▶

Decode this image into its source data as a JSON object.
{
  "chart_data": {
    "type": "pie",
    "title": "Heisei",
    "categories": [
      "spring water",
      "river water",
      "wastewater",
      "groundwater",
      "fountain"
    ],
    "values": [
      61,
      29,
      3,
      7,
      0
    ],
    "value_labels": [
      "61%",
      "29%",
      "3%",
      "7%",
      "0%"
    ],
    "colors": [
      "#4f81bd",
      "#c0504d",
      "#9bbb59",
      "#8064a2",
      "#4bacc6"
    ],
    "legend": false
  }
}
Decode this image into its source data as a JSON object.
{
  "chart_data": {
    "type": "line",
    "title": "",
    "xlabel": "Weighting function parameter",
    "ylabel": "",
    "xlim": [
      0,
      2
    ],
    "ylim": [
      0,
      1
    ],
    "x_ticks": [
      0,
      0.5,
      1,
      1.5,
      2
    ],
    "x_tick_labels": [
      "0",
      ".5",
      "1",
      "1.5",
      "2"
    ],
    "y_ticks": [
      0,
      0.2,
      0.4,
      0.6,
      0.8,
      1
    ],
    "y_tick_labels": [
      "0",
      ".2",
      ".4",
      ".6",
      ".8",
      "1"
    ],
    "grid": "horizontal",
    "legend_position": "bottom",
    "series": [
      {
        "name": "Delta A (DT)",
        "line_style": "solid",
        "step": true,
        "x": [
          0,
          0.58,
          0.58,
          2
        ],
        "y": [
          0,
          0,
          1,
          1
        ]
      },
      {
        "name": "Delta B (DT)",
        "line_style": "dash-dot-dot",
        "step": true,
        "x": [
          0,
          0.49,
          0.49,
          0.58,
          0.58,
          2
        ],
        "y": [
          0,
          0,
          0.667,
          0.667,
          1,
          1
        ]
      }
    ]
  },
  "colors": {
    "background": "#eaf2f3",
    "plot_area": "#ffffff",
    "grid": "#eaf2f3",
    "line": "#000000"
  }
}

◀

Problem to solve -
Copy all data exactly, start to finish.

Result for this task -
Decode this image into its source data as a JSON object.
{
  "chart_data": {
    "type": "pie",
    "title": "Heisei",
    "categories": [
      "spring water",
      "river water",
      "wastewater",
      "groundwater",
      "fountain"
    ],
    "values": [
      61,
      29,
      3,
      7,
      0
    ],
    "value_labels": [
      "61%",
      "29%",
      "3%",
      "7%",
      "0%"
    ],
    "colors": [
      "#4f81bd",
      "#c0504d",
      "#9bbb59",
      "#8064a2",
      "#4bacc6"
    ],
    "legend": false
  }
}
Decode this image into its source data as a JSON object.
{
  "chart_data": {
    "type": "line",
    "title": "",
    "xlabel": "Weighting function parameter",
    "ylabel": "",
    "xlim": [
      0,
      2
    ],
    "ylim": [
      0,
      1
    ],
    "x_ticks": [
      0,
      0.5,
      1,
      1.5,
      2
    ],
    "x_tick_labels": [
      "0",
      ".5",
      "1",
      "1.5",
      "2"
    ],
    "y_ticks": [
      0,
      0.2,
      0.4,
      0.6,
      0.8,
      1
    ],
    "y_tick_labels": [
      "0",
      ".2",
      ".4",
      ".6",
      ".8",
      "1"
    ],
    "grid": "horizontal",
    "legend_position": "bottom",
    "series": [
      {
        "name": "Delta A (DT)",
        "line_style": "solid",
        "step": true,
        "x": [
          0,
          0.58,
          0.58,
          2
        ],
        "y": [
          0,
          0,
          1,
          1
        ]
      },
      {
        "name": "Delta B (DT)",
        "line_style": "dash-dot-dot",
        "step": true,
        "x": [
          0,
          0.49,
          0.49,
          0.58,
          0.58,
          2
        ],
        "y": [
          0,
          0,
          0.667,
          0.667,
          1,
          1
        ]
      }
    ]
  },
  "colors": {
    "background": "#eaf2f3",
    "plot_area": "#ffffff",
    "grid": "#eaf2f3",
    "line": "#000000"
  }
}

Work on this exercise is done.